> _DO THIS_
Where a line below holds the string "thép", copy that line.

> _PROVIDED DATA_
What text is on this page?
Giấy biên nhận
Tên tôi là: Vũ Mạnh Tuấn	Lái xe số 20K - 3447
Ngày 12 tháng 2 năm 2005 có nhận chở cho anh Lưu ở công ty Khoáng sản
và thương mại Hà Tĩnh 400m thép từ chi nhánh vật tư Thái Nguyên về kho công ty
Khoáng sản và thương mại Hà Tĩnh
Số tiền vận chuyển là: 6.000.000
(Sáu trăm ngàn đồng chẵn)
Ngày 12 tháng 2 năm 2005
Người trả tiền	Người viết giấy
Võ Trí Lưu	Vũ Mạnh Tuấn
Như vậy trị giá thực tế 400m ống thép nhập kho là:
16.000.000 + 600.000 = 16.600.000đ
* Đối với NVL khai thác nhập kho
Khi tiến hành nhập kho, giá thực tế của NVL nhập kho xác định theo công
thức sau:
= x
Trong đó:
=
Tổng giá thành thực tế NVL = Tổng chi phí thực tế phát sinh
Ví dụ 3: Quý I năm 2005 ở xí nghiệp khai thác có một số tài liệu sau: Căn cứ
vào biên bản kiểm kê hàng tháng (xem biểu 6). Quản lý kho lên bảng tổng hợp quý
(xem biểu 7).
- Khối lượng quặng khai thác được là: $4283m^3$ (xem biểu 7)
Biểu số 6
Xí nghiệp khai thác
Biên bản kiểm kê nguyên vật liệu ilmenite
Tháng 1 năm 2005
...
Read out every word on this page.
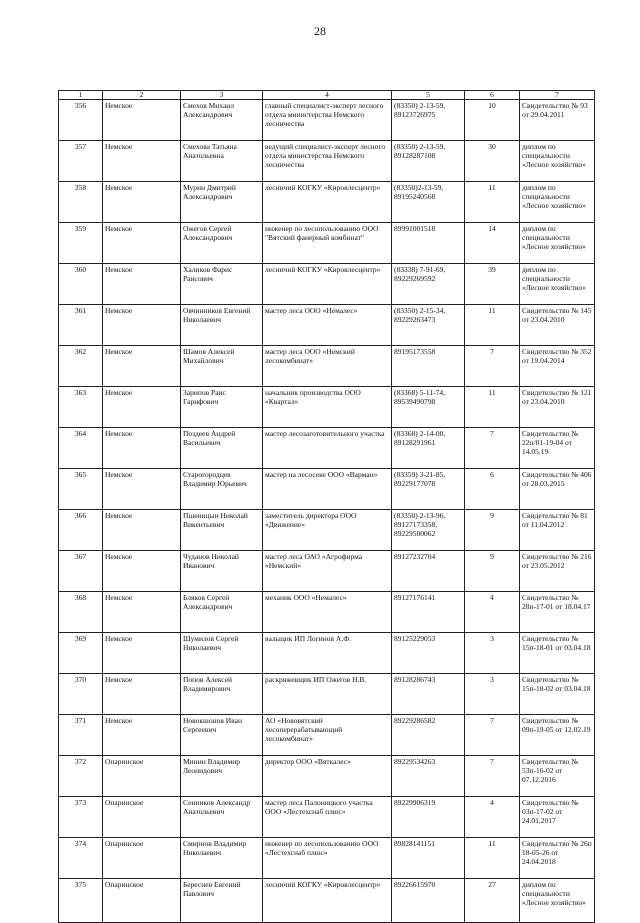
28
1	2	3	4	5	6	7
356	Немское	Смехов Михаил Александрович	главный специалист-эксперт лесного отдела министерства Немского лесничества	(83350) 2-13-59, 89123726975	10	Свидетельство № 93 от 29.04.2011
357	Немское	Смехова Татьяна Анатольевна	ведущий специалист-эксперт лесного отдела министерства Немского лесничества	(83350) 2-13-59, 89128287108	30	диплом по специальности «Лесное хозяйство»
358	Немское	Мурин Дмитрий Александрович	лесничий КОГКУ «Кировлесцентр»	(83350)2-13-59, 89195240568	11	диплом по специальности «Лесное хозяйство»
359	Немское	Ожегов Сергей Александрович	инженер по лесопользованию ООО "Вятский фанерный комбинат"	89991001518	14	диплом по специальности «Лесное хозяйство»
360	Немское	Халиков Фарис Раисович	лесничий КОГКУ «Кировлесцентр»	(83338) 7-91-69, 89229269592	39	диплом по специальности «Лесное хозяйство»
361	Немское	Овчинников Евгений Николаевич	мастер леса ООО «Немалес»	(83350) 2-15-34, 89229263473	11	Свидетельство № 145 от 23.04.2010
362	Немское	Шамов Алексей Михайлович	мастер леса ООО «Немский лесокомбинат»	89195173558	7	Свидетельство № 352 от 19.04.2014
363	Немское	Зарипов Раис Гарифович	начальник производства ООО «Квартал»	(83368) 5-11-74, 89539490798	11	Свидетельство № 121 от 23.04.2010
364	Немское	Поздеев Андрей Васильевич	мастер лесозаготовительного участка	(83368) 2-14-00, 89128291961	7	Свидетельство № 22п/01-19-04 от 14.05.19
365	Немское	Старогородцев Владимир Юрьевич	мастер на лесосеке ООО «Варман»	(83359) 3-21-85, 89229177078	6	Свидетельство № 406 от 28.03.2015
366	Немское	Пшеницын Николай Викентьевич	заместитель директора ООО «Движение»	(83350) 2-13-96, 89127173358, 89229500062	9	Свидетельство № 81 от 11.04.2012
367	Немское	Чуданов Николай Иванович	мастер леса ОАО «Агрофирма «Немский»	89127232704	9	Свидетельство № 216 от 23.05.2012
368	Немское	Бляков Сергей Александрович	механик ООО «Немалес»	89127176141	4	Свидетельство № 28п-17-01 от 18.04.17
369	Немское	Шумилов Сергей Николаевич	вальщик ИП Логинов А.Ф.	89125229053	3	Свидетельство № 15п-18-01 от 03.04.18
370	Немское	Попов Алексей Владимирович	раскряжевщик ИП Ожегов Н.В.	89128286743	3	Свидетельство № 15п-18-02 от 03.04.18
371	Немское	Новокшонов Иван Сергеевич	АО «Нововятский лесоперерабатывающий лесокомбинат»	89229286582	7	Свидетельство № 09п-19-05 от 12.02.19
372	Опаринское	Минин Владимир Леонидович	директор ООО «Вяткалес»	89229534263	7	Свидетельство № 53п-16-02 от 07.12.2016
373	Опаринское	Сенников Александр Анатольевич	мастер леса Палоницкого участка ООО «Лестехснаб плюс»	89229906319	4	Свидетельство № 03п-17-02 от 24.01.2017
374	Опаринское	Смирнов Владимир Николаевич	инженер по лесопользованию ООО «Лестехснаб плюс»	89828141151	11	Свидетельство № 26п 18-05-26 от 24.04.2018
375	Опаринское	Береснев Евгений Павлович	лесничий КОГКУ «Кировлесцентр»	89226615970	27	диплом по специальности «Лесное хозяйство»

> _COMPLETED EXERCISE_
và thương mại Hà Tĩnh 400m thép từ chi nhánh vật tư Thái Nguyên về kho công ty
Như vậy trị giá thực tế 400m ống thép nhập kho là:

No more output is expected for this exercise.